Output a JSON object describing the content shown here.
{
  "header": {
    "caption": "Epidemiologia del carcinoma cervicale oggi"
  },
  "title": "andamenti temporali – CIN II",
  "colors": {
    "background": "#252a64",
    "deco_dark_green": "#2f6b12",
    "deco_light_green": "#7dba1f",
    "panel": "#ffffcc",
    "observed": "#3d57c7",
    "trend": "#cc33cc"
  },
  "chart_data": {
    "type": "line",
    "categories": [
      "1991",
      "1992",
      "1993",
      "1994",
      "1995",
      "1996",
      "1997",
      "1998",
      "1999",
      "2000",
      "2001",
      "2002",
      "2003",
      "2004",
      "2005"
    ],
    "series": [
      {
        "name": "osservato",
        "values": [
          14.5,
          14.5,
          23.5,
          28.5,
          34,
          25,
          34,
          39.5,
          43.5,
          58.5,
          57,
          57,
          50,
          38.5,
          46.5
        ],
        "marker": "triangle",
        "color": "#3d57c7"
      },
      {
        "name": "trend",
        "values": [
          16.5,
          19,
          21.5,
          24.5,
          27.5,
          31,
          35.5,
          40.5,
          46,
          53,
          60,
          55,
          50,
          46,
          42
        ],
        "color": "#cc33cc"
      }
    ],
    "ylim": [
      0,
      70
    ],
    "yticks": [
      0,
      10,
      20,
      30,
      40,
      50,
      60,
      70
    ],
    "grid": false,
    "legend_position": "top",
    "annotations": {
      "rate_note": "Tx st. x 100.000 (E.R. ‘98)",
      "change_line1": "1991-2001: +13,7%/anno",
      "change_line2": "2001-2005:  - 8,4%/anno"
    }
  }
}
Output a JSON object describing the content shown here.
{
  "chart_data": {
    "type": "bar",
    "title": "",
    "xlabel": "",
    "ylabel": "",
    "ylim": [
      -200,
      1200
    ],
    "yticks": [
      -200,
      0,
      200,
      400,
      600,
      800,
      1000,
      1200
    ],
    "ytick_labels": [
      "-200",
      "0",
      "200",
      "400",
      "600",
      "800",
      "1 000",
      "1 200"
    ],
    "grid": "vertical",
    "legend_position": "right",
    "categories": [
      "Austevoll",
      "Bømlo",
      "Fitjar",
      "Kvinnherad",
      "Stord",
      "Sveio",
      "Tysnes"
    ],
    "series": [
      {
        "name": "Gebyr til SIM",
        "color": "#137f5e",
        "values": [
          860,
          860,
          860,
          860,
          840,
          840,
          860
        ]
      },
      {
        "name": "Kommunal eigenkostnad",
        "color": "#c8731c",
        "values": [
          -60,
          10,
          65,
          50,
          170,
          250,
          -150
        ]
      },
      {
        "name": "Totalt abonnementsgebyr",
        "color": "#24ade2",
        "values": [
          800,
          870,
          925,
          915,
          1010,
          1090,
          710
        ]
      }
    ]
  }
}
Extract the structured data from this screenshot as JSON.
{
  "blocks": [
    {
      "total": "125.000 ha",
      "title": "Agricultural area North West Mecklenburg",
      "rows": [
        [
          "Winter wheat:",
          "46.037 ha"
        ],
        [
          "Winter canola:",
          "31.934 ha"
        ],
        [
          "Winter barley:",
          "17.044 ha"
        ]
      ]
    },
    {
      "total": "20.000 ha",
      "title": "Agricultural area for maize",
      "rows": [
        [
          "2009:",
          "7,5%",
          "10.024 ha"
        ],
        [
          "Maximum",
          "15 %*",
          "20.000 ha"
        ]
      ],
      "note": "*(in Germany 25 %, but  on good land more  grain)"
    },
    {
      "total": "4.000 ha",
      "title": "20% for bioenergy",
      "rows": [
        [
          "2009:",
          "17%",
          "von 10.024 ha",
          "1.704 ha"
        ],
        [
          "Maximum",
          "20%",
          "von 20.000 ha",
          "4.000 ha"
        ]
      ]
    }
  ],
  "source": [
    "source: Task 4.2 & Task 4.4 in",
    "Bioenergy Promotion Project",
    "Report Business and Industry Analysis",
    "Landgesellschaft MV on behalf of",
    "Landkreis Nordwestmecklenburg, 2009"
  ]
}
※ ※ ※
### Set problem
Copy out the full material exactly as it appears.

### Correct response
Output a JSON object describing the content shown here.
{
  "header": {
    "caption": "Epidemiologia del carcinoma cervicale oggi"
  },
  "title": "andamenti temporali – CIN II",
  "colors": {
    "background": "#252a64",
    "deco_dark_green": "#2f6b12",
    "deco_light_green": "#7dba1f",
    "panel": "#ffffcc",
    "observed": "#3d57c7",
    "trend": "#cc33cc"
  },
  "chart_data": {
    "type": "line",
    "categories": [
      "1991",
      "1992",
      "1993",
      "1994",
      "1995",
      "1996",
      "1997",
      "1998",
      "1999",
      "2000",
      "2001",
      "2002",
      "2003",
      "2004",
      "2005"
    ],
    "series": [
      {
        "name": "osservato",
        "values": [
          14.5,
          14.5,
          23.5,
          28.5,
          34,
          25,
          34,
          39.5,
          43.5,
          58.5,
          57,
          57,
          50,
          38.5,
          46.5
        ],
        "marker": "triangle",
        "color": "#3d57c7"
      },
      {
        "name": "trend",
        "values": [
          16.5,
          19,
          21.5,
          24.5,
          27.5,
          31,
          35.5,
          40.5,
          46,
          53,
          60,
          55,
          50,
          46,
          42
        ],
        "color": "#cc33cc"
      }
    ],
    "ylim": [
      0,
      70
    ],
    "yticks": [
      0,
      10,
      20,
      30,
      40,
      50,
      60,
      70
    ],
    "grid": false,
    "legend_position": "top",
    "annotations": {
      "rate_note": "Tx st. x 100.000 (E.R. ‘98)",
      "change_line1": "1991-2001: +13,7%/anno",
      "change_line2": "2001-2005:  - 8,4%/anno"
    }
  }
}
Output a JSON object describing the content shown here.
{
  "chart_data": {
    "type": "bar",
    "title": "",
    "xlabel": "",
    "ylabel": "",
    "ylim": [
      -200,
      1200
    ],
    "yticks": [
      -200,
      0,
      200,
      400,
      600,
      800,
      1000,
      1200
    ],
    "ytick_labels": [
      "-200",
      "0",
      "200",
      "400",
      "600",
      "800",
      "1 000",
      "1 200"
    ],
    "grid": "vertical",
    "legend_position": "right",
    "categories": [
      "Austevoll",
      "Bømlo",
      "Fitjar",
      "Kvinnherad",
      "Stord",
      "Sveio",
      "Tysnes"
    ],
    "series": [
      {
        "name": "Gebyr til SIM",
        "color": "#137f5e",
        "values": [
          860,
          860,
          860,
          860,
          840,
          840,
          860
        ]
      },
      {
        "name": "Kommunal eigenkostnad",
        "color": "#c8731c",
        "values": [
          -60,
          10,
          65,
          50,
          170,
          250,
          -150
        ]
      },
      {
        "name": "Totalt abonnementsgebyr",
        "color": "#24ade2",
        "values": [
          800,
          870,
          925,
          915,
          1010,
          1090,
          710
        ]
      }
    ]
  }
}
Extract the structured data from this screenshot as JSON.
{
  "blocks": [
    {
      "total": "125.000 ha",
      "title": "Agricultural area North West Mecklenburg",
      "rows": [
        [
          "Winter wheat:",
          "46.037 ha"
        ],
        [
          "Winter canola:",
          "31.934 ha"
        ],
        [
          "Winter barley:",
          "17.044 ha"
        ]
      ]
    },
    {
      "total": "20.000 ha",
      "title": "Agricultural area for maize",
      "rows": [
        [
          "2009:",
          "7,5%",
          "10.024 ha"
        ],
        [
          "Maximum",
          "15 %*",
          "20.000 ha"
        ]
      ],
      "note": "*(in Germany 25 %, but  on good land more  grain)"
    },
    {
      "total": "4.000 ha",
      "title": "20% for bioenergy",
      "rows": [
        [
          "2009:",
          "17%",
          "von 10.024 ha",
          "1.704 ha"
        ],
        [
          "Maximum",
          "20%",
          "von 20.000 ha",
          "4.000 ha"
        ]
      ]
    }
  ],
  "source": [
    "source: Task 4.2 & Task 4.4 in",
    "Bioenergy Promotion Project",
    "Report Business and Industry Analysis",
    "Landgesellschaft MV on behalf of",
    "Landkreis Nordwestmecklenburg, 2009"
  ]
}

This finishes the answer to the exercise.